**Directive:** Below is the data. Give it again, complete and exact.

**Records for the exercise:**
--- START ---

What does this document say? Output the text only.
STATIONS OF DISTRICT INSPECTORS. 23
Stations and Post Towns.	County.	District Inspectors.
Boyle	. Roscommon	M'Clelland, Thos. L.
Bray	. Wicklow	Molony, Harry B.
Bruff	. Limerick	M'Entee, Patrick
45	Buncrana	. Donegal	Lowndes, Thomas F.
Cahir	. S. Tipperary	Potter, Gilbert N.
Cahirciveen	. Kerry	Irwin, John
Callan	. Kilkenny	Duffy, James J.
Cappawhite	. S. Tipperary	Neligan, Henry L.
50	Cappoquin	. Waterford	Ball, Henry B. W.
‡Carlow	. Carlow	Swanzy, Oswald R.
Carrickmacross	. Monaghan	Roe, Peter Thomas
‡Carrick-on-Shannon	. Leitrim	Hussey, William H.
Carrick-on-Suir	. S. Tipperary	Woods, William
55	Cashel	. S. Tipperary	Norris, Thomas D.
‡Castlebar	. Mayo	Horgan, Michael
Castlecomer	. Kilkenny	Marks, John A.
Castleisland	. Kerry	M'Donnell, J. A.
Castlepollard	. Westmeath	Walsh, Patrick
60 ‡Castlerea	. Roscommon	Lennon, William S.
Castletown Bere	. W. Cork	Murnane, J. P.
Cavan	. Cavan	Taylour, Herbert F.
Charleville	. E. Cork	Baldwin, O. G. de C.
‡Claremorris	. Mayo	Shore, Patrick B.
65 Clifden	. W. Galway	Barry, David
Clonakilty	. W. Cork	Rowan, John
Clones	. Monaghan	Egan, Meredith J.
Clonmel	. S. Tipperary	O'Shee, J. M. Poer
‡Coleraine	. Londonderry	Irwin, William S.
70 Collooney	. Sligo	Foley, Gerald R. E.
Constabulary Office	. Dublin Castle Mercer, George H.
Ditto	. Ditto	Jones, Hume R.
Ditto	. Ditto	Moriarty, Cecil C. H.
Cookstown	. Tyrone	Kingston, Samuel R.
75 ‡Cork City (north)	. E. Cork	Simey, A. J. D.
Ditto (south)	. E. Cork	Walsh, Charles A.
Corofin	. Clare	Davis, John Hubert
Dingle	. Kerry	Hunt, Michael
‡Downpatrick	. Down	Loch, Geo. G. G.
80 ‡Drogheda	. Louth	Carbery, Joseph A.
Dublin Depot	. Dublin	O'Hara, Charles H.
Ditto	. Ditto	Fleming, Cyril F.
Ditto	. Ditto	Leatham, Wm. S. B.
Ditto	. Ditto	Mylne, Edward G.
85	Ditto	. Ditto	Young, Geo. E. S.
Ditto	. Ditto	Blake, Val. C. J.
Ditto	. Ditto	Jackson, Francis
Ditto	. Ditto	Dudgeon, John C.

--- END ---

**The reply:**
What does this document say? Output the text only.
STATIONS OF DISTRICT INSPECTORS. 23
Stations and Post Towns.	County.	District Inspectors.
Boyle	. Roscommon	M'Clelland, Thos. L.
Bray	. Wicklow	Molony, Harry B.
Bruff	. Limerick	M'Entee, Patrick
45	Buncrana	. Donegal	Lowndes, Thomas F.
Cahir	. S. Tipperary	Potter, Gilbert N.
Cahirciveen	. Kerry	Irwin, John
Callan	. Kilkenny	Duffy, James J.
Cappawhite	. S. Tipperary	Neligan, Henry L.
50	Cappoquin	. Waterford	Ball, Henry B. W.
‡Carlow	. Carlow	Swanzy, Oswald R.
Carrickmacross	. Monaghan	Roe, Peter Thomas
‡Carrick-on-Shannon	. Leitrim	Hussey, William H.
Carrick-on-Suir	. S. Tipperary	Woods, William
55	Cashel	. S. Tipperary	Norris, Thomas D.
‡Castlebar	. Mayo	Horgan, Michael
Castlecomer	. Kilkenny	Marks, John A.
Castleisland	. Kerry	M'Donnell, J. A.
Castlepollard	. Westmeath	Walsh, Patrick
60 ‡Castlerea	. Roscommon	Lennon, William S.
Castletown Bere	. W. Cork	Murnane, J. P.
Cavan	. Cavan	Taylour, Herbert F.
Charleville	. E. Cork	Baldwin, O. G. de C.
‡Claremorris	. Mayo	Shore, Patrick B.
65 Clifden	. W. Galway	Barry, David
Clonakilty	. W. Cork	Rowan, John
Clones	. Monaghan	Egan, Meredith J.
Clonmel	. S. Tipperary	O'Shee, J. M. Poer
‡Coleraine	. Londonderry	Irwin, William S.
70 Collooney	. Sligo	Foley, Gerald R. E.
Constabulary Office	. Dublin Castle Mercer, George H.
Ditto	. Ditto	Jones, Hume R.
Ditto	. Ditto	Moriarty, Cecil C. H.
Cookstown	. Tyrone	Kingston, Samuel R.
75 ‡Cork City (north)	. E. Cork	Simey, A. J. D.
Ditto (south)	. E. Cork	Walsh, Charles A.
Corofin	. Clare	Davis, John Hubert
Dingle	. Kerry	Hunt, Michael
‡Downpatrick	. Down	Loch, Geo. G. G.
80 ‡Drogheda	. Louth	Carbery, Joseph A.
Dublin Depot	. Dublin	O'Hara, Charles H.
Ditto	. Ditto	Fleming, Cyril F.
Ditto	. Ditto	Leatham, Wm. S. B.
Ditto	. Ditto	Mylne, Edward G.
85	Ditto	. Ditto	Young, Geo. E. S.
Ditto	. Ditto	Blake, Val. C. J.
Ditto	. Ditto	Jackson, Francis
Ditto	. Ditto	Dudgeon, John C.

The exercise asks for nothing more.